- [Source data]:
● ● ● ● ● ● ●
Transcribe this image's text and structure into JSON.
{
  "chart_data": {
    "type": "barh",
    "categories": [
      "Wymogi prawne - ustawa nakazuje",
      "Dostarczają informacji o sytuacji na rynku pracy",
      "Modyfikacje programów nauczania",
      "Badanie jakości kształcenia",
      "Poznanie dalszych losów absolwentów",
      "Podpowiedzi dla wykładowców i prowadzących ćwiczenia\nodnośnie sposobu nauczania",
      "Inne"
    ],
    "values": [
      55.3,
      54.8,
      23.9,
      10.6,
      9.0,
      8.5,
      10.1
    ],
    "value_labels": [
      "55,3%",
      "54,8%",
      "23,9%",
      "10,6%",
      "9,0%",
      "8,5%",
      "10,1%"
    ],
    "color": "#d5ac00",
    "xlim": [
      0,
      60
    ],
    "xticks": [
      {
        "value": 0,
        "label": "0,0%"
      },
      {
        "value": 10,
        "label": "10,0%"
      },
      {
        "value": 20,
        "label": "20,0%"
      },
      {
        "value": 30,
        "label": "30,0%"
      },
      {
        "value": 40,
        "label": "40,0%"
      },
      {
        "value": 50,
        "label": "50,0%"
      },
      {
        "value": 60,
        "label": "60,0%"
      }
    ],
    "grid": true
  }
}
● ● ● ● ● ● ●
Every line above should be written out again exactly as it stands.

Transcribe this image's text and structure into JSON.
{
  "chart_data": {
    "type": "barh",
    "categories": [
      "Wymogi prawne - ustawa nakazuje",
      "Dostarczają informacji o sytuacji na rynku pracy",
      "Modyfikacje programów nauczania",
      "Badanie jakości kształcenia",
      "Poznanie dalszych losów absolwentów",
      "Podpowiedzi dla wykładowców i prowadzących ćwiczenia\nodnośnie sposobu nauczania",
      "Inne"
    ],
    "values": [
      55.3,
      54.8,
      23.9,
      10.6,
      9.0,
      8.5,
      10.1
    ],
    "value_labels": [
      "55,3%",
      "54,8%",
      "23,9%",
      "10,6%",
      "9,0%",
      "8,5%",
      "10,1%"
    ],
    "color": "#d5ac00",
    "xlim": [
      0,
      60
    ],
    "xticks": [
      {
        "value": 0,
        "label": "0,0%"
      },
      {
        "value": 10,
        "label": "10,0%"
      },
      {
        "value": 20,
        "label": "20,0%"
      },
      {
        "value": 30,
        "label": "30,0%"
      },
      {
        "value": 40,
        "label": "40,0%"
      },
      {
        "value": 50,
        "label": "50,0%"
      },
      {
        "value": 60,
        "label": "60,0%"
      }
    ],
    "grid": true
  }
}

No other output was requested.